╭─ Given entries

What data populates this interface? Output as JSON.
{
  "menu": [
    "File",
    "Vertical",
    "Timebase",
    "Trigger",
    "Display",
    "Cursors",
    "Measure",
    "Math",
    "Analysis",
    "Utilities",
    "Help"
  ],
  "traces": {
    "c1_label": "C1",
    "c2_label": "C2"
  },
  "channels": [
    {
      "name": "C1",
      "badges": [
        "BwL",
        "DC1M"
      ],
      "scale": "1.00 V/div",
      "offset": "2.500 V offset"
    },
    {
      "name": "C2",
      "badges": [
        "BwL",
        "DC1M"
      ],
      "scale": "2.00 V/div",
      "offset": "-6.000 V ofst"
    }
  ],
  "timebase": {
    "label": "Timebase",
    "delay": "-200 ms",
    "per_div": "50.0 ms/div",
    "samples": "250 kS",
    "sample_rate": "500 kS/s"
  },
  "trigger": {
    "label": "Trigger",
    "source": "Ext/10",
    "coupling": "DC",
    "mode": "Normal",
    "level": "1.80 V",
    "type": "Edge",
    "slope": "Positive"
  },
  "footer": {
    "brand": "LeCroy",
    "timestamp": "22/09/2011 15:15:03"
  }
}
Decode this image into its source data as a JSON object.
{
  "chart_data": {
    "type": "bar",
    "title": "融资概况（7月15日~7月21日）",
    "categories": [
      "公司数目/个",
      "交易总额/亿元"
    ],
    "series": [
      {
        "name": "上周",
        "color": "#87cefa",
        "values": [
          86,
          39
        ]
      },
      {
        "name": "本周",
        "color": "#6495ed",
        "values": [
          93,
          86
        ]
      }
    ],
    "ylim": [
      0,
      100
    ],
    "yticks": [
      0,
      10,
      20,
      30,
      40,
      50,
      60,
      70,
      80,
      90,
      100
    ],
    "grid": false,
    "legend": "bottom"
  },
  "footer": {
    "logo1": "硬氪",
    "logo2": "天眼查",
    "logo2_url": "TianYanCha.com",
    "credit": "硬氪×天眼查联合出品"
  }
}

╰─

__What is expected__
Print out the whole listing exactly as it appears.

__Output of the exercise__
What data populates this interface? Output as JSON.
{
  "menu": [
    "File",
    "Vertical",
    "Timebase",
    "Trigger",
    "Display",
    "Cursors",
    "Measure",
    "Math",
    "Analysis",
    "Utilities",
    "Help"
  ],
  "traces": {
    "c1_label": "C1",
    "c2_label": "C2"
  },
  "channels": [
    {
      "name": "C1",
      "badges": [
        "BwL",
        "DC1M"
      ],
      "scale": "1.00 V/div",
      "offset": "2.500 V offset"
    },
    {
      "name": "C2",
      "badges": [
        "BwL",
        "DC1M"
      ],
      "scale": "2.00 V/div",
      "offset": "-6.000 V ofst"
    }
  ],
  "timebase": {
    "label": "Timebase",
    "delay": "-200 ms",
    "per_div": "50.0 ms/div",
    "samples": "250 kS",
    "sample_rate": "500 kS/s"
  },
  "trigger": {
    "label": "Trigger",
    "source": "Ext/10",
    "coupling": "DC",
    "mode": "Normal",
    "level": "1.80 V",
    "type": "Edge",
    "slope": "Positive"
  },
  "footer": {
    "brand": "LeCroy",
    "timestamp": "22/09/2011 15:15:03"
  }
}
Decode this image into its source data as a JSON object.
{
  "chart_data": {
    "type": "bar",
    "title": "融资概况（7月15日~7月21日）",
    "categories": [
      "公司数目/个",
      "交易总额/亿元"
    ],
    "series": [
      {
        "name": "上周",
        "color": "#87cefa",
        "values": [
          86,
          39
        ]
      },
      {
        "name": "本周",
        "color": "#6495ed",
        "values": [
          93,
          86
        ]
      }
    ],
    "ylim": [
      0,
      100
    ],
    "yticks": [
      0,
      10,
      20,
      30,
      40,
      50,
      60,
      70,
      80,
      90,
      100
    ],
    "grid": false,
    "legend": "bottom"
  },
  "footer": {
    "logo1": "硬氪",
    "logo2": "天眼查",
    "logo2_url": "TianYanCha.com",
    "credit": "硬氪×天眼查联合出品"
  }
}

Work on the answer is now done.